Records excerpted from a collection:

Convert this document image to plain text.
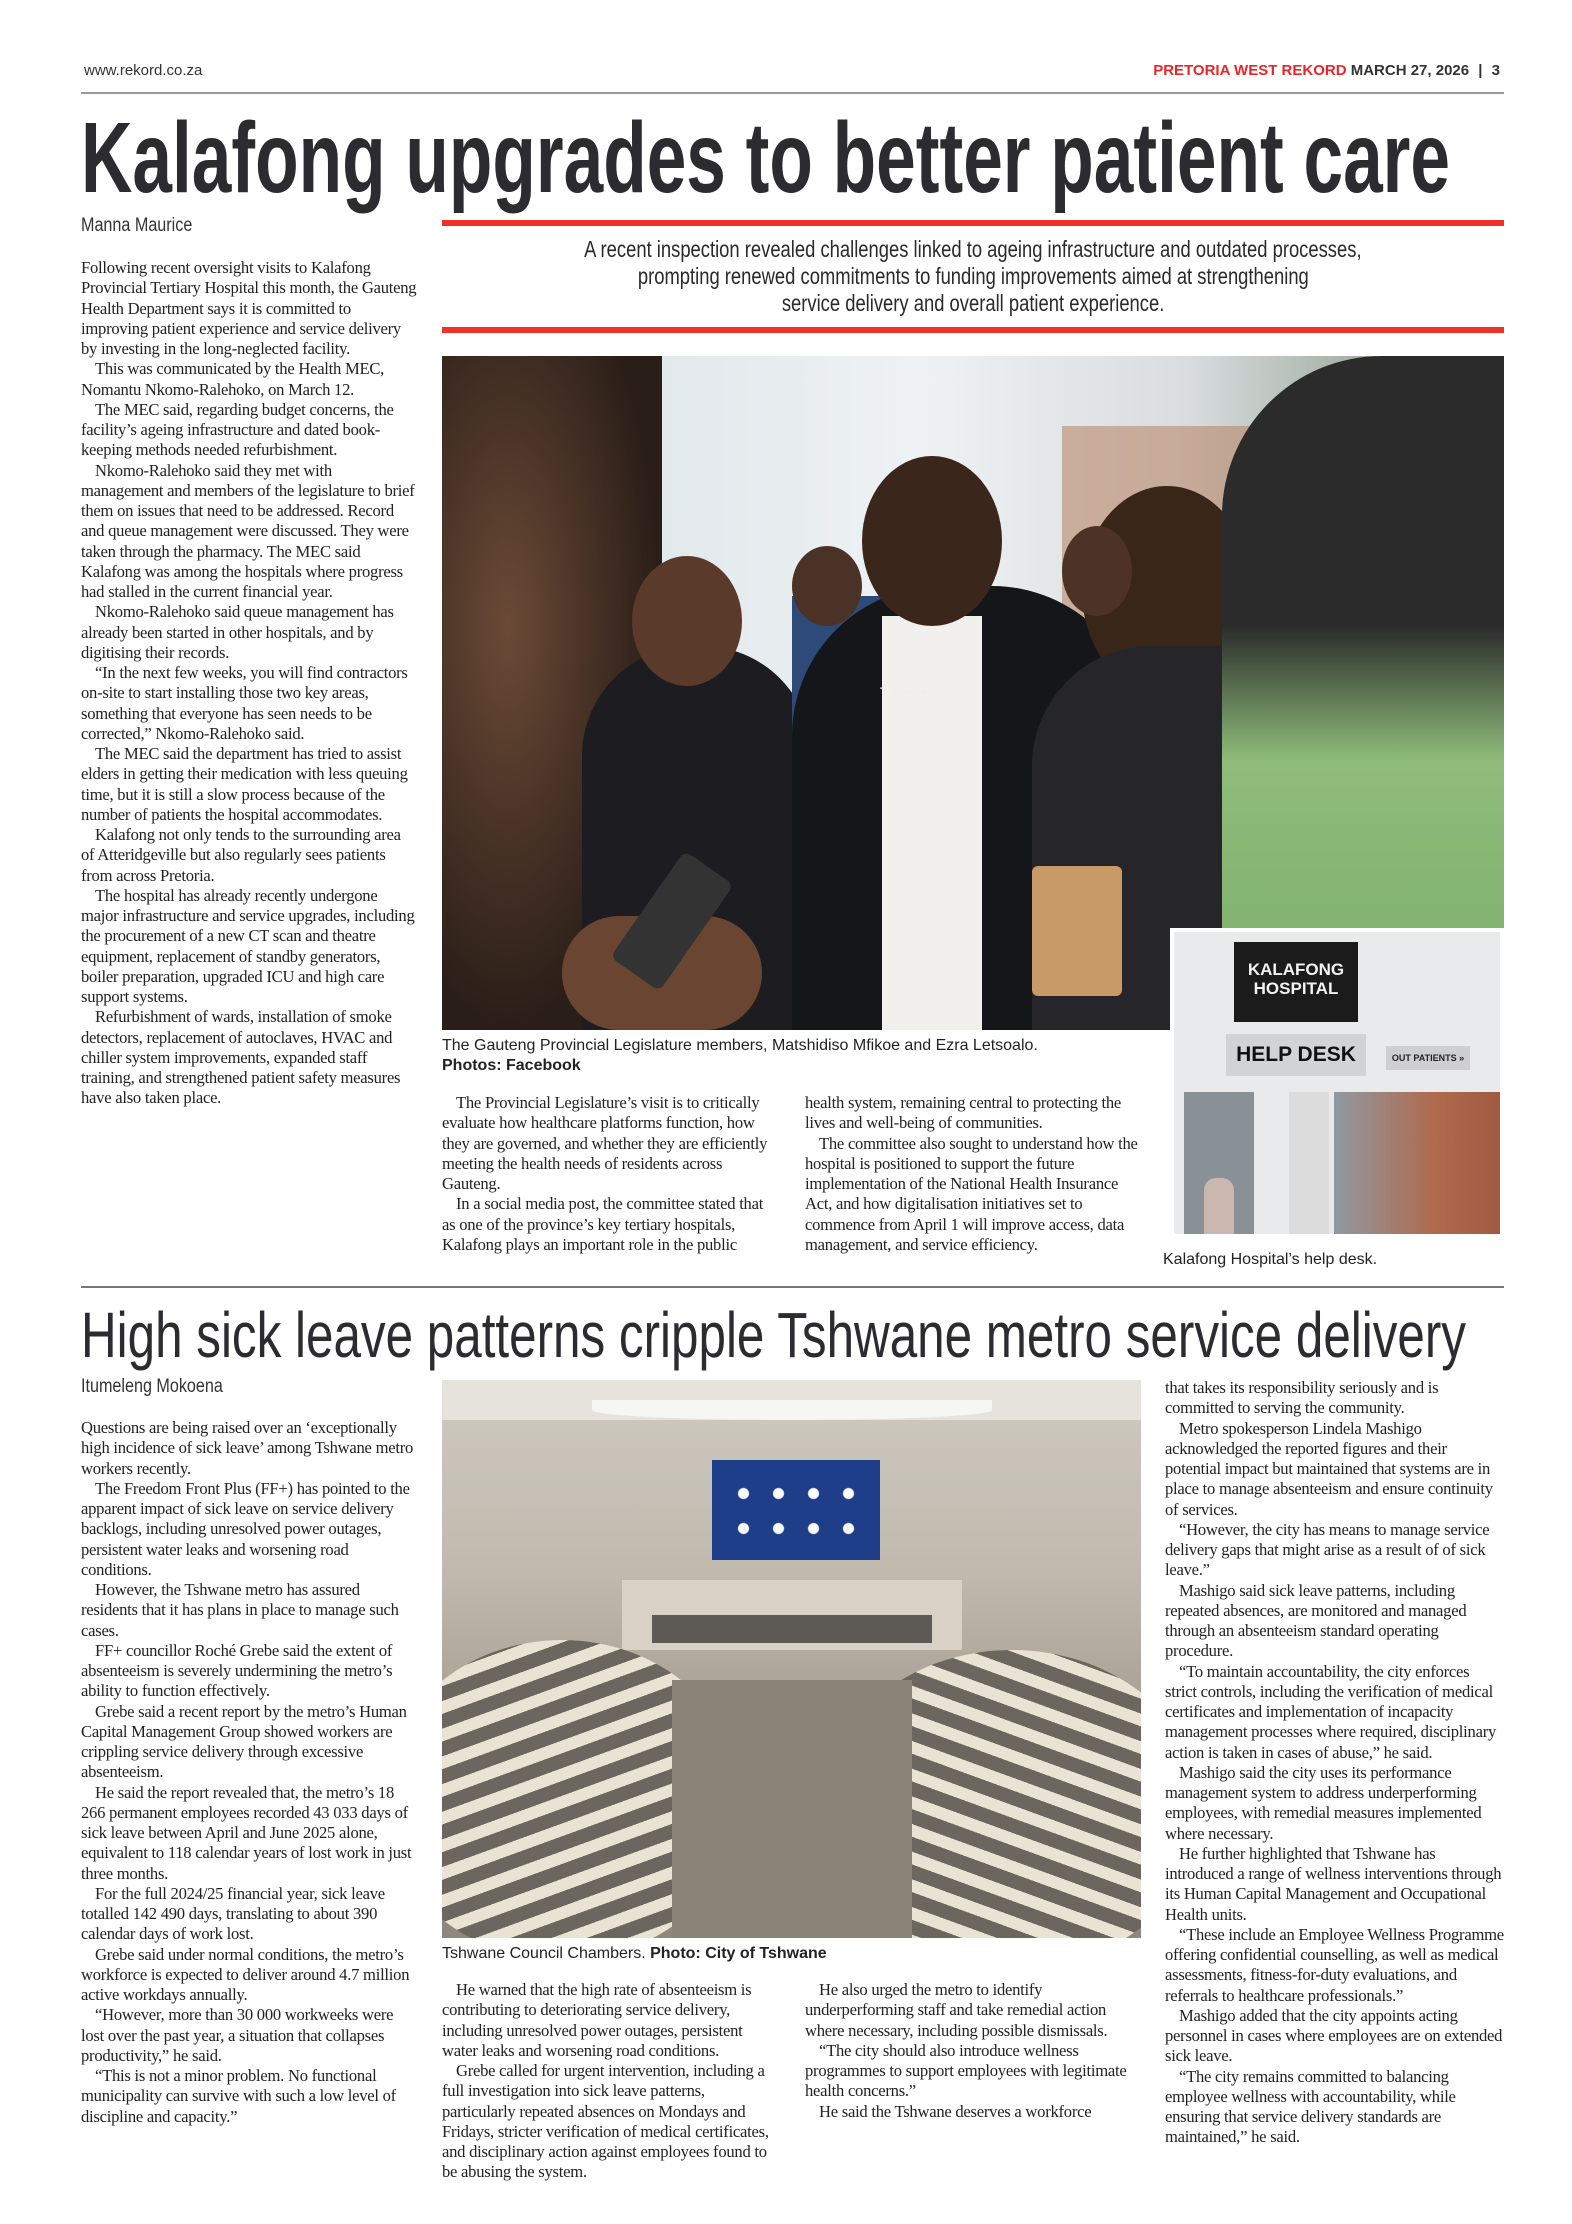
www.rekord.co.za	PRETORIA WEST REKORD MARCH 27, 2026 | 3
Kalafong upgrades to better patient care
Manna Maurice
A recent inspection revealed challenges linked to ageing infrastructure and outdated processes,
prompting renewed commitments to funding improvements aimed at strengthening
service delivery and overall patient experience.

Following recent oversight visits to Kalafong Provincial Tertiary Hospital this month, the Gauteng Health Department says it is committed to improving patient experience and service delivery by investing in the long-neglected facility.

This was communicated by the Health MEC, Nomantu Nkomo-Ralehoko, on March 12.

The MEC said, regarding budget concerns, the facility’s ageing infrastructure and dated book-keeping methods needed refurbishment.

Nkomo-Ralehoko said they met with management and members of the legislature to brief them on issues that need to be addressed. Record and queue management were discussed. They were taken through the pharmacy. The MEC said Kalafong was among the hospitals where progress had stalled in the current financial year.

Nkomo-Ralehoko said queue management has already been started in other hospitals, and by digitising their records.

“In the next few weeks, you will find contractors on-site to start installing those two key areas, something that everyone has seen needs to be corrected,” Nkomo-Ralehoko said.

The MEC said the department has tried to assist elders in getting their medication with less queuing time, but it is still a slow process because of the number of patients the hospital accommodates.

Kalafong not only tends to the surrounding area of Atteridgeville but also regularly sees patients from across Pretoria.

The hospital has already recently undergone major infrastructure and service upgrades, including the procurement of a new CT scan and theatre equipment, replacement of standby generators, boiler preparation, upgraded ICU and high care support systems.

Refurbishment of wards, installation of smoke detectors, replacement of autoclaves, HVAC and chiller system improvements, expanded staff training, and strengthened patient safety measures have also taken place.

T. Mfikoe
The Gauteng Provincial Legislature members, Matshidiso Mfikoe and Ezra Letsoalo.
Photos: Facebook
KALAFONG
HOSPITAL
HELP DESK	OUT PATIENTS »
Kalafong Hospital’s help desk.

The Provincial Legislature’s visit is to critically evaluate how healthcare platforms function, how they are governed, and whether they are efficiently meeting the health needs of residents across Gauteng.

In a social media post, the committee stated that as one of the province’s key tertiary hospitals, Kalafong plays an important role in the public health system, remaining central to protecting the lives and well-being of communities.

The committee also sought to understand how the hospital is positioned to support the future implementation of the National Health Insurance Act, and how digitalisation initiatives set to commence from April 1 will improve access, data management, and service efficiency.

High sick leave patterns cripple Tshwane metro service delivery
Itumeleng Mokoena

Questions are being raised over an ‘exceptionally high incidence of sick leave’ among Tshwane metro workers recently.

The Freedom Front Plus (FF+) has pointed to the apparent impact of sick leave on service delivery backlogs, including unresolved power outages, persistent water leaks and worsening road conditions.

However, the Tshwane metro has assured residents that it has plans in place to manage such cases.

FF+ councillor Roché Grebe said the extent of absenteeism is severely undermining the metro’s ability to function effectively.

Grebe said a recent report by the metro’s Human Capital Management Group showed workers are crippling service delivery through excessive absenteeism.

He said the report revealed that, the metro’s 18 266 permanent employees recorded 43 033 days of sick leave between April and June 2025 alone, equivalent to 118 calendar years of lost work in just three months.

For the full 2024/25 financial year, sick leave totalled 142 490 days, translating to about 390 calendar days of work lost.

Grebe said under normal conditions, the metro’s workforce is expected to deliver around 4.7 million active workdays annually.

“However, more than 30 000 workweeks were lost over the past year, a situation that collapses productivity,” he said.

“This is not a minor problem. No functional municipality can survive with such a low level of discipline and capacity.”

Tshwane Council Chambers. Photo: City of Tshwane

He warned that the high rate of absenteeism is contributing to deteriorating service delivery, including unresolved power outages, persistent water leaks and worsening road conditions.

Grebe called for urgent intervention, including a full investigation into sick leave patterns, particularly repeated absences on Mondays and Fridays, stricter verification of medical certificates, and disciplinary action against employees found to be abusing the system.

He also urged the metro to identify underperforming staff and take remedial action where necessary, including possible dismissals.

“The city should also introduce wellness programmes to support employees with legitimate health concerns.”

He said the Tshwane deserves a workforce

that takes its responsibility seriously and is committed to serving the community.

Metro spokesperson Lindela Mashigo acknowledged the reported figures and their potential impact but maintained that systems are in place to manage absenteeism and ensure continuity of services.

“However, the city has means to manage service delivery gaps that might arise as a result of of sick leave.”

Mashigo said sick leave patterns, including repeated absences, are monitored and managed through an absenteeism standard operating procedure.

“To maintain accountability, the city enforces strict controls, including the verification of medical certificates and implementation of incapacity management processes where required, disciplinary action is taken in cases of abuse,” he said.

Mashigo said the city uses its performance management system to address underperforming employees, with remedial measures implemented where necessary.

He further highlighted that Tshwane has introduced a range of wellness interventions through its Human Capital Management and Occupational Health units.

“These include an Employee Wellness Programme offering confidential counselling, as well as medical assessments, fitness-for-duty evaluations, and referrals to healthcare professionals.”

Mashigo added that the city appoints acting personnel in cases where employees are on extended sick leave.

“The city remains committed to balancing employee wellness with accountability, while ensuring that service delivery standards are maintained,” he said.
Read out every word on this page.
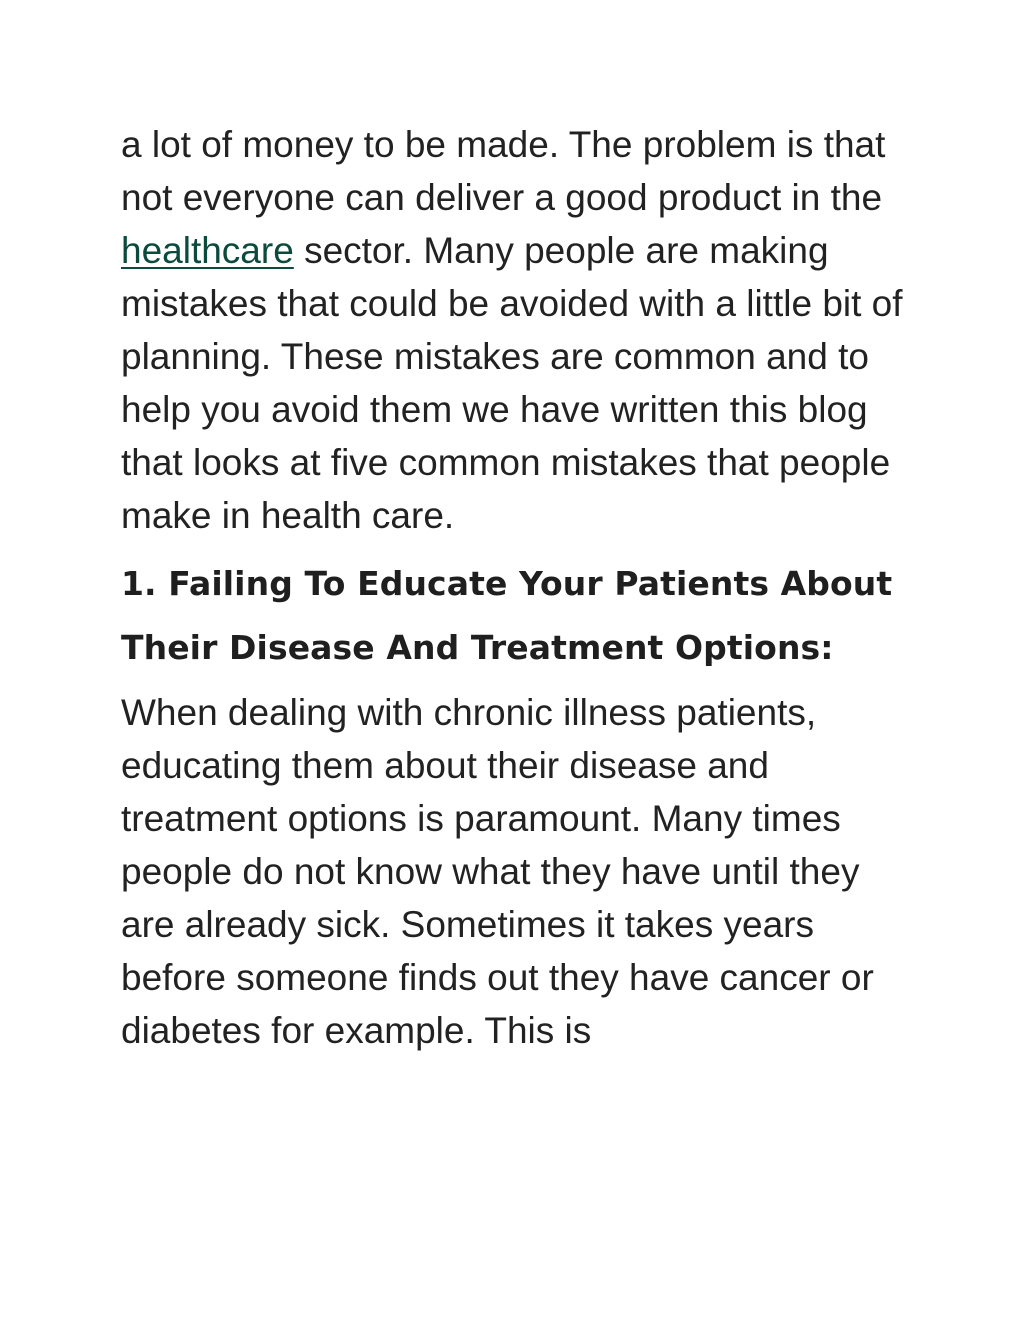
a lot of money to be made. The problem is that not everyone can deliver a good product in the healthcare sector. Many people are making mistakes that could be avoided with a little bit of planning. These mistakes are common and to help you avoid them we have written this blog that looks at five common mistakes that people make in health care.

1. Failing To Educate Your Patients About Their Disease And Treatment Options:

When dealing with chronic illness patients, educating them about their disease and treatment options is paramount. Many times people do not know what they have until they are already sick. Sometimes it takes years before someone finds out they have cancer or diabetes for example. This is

What to produce: What is needed is an exact copy of every record above, minus the images.

Completed exercise:
Convert this document image to plain text.
www.rekord.co.za	PRETORIA WEST REKORD MARCH 27, 2026 | 3
Kalafong upgrades to better patient care
Manna Maurice
A recent inspection revealed challenges linked to ageing infrastructure and outdated processes,
prompting renewed commitments to funding improvements aimed at strengthening
service delivery and overall patient experience.

Following recent oversight visits to Kalafong Provincial Tertiary Hospital this month, the Gauteng Health Department says it is committed to improving patient experience and service delivery by investing in the long-neglected facility.

This was communicated by the Health MEC, Nomantu Nkomo-Ralehoko, on March 12.

The MEC said, regarding budget concerns, the facility’s ageing infrastructure and dated book-keeping methods needed refurbishment.

Nkomo-Ralehoko said they met with management and members of the legislature to brief them on issues that need to be addressed. Record and queue management were discussed. They were taken through the pharmacy. The MEC said Kalafong was among the hospitals where progress had stalled in the current financial year.

Nkomo-Ralehoko said queue management has already been started in other hospitals, and by digitising their records.

“In the next few weeks, you will find contractors on-site to start installing those two key areas, something that everyone has seen needs to be corrected,” Nkomo-Ralehoko said.

The MEC said the department has tried to assist elders in getting their medication with less queuing time, but it is still a slow process because of the number of patients the hospital accommodates.

Kalafong not only tends to the surrounding area of Atteridgeville but also regularly sees patients from across Pretoria.

The hospital has already recently undergone major infrastructure and service upgrades, including the procurement of a new CT scan and theatre equipment, replacement of standby generators, boiler preparation, upgraded ICU and high care support systems.

Refurbishment of wards, installation of smoke detectors, replacement of autoclaves, HVAC and chiller system improvements, expanded staff training, and strengthened patient safety measures have also taken place.

T. Mfikoe
The Gauteng Provincial Legislature members, Matshidiso Mfikoe and Ezra Letsoalo.
Photos: Facebook
KALAFONG
HOSPITAL
HELP DESK	OUT PATIENTS »
Kalafong Hospital’s help desk.

The Provincial Legislature’s visit is to critically evaluate how healthcare platforms function, how they are governed, and whether they are efficiently meeting the health needs of residents across Gauteng.

In a social media post, the committee stated that as one of the province’s key tertiary hospitals, Kalafong plays an important role in the public health system, remaining central to protecting the lives and well-being of communities.

The committee also sought to understand how the hospital is positioned to support the future implementation of the National Health Insurance Act, and how digitalisation initiatives set to commence from April 1 will improve access, data management, and service efficiency.

High sick leave patterns cripple Tshwane metro service delivery
Itumeleng Mokoena

Questions are being raised over an ‘exceptionally high incidence of sick leave’ among Tshwane metro workers recently.

The Freedom Front Plus (FF+) has pointed to the apparent impact of sick leave on service delivery backlogs, including unresolved power outages, persistent water leaks and worsening road conditions.

However, the Tshwane metro has assured residents that it has plans in place to manage such cases.

FF+ councillor Roché Grebe said the extent of absenteeism is severely undermining the metro’s ability to function effectively.

Grebe said a recent report by the metro’s Human Capital Management Group showed workers are crippling service delivery through excessive absenteeism.

He said the report revealed that, the metro’s 18 266 permanent employees recorded 43 033 days of sick leave between April and June 2025 alone, equivalent to 118 calendar years of lost work in just three months.

For the full 2024/25 financial year, sick leave totalled 142 490 days, translating to about 390 calendar days of work lost.

Grebe said under normal conditions, the metro’s workforce is expected to deliver around 4.7 million active workdays annually.

“However, more than 30 000 workweeks were lost over the past year, a situation that collapses productivity,” he said.

“This is not a minor problem. No functional municipality can survive with such a low level of discipline and capacity.”

Tshwane Council Chambers. Photo: City of Tshwane

He warned that the high rate of absenteeism is contributing to deteriorating service delivery, including unresolved power outages, persistent water leaks and worsening road conditions.

Grebe called for urgent intervention, including a full investigation into sick leave patterns, particularly repeated absences on Mondays and Fridays, stricter verification of medical certificates, and disciplinary action against employees found to be abusing the system.

He also urged the metro to identify underperforming staff and take remedial action where necessary, including possible dismissals.

“The city should also introduce wellness programmes to support employees with legitimate health concerns.”

He said the Tshwane deserves a workforce

that takes its responsibility seriously and is committed to serving the community.

Metro spokesperson Lindela Mashigo acknowledged the reported figures and their potential impact but maintained that systems are in place to manage absenteeism and ensure continuity of services.

“However, the city has means to manage service delivery gaps that might arise as a result of of sick leave.”

Mashigo said sick leave patterns, including repeated absences, are monitored and managed through an absenteeism standard operating procedure.

“To maintain accountability, the city enforces strict controls, including the verification of medical certificates and implementation of incapacity management processes where required, disciplinary action is taken in cases of abuse,” he said.

Mashigo said the city uses its performance management system to address underperforming employees, with remedial measures implemented where necessary.

He further highlighted that Tshwane has introduced a range of wellness interventions through its Human Capital Management and Occupational Health units.

“These include an Employee Wellness Programme offering confidential counselling, as well as medical assessments, fitness-for-duty evaluations, and referrals to healthcare professionals.”

Mashigo added that the city appoints acting personnel in cases where employees are on extended sick leave.

“The city remains committed to balancing employee wellness with accountability, while ensuring that service delivery standards are maintained,” he said.
Read out every word on this page.
a lot of money to be made. The problem is that not everyone can deliver a good product in the healthcare sector. Many people are making mistakes that could be avoided with a little bit of planning. These mistakes are common and to help you avoid them we have written this blog that looks at five common mistakes that people make in health care.

1. Failing To Educate Your Patients About Their Disease And Treatment Options:

When dealing with chronic illness patients, educating them about their disease and treatment options is paramount. Many times people do not know what they have until they are already sick. Sometimes it takes years before someone finds out they have cancer or diabetes for example. This is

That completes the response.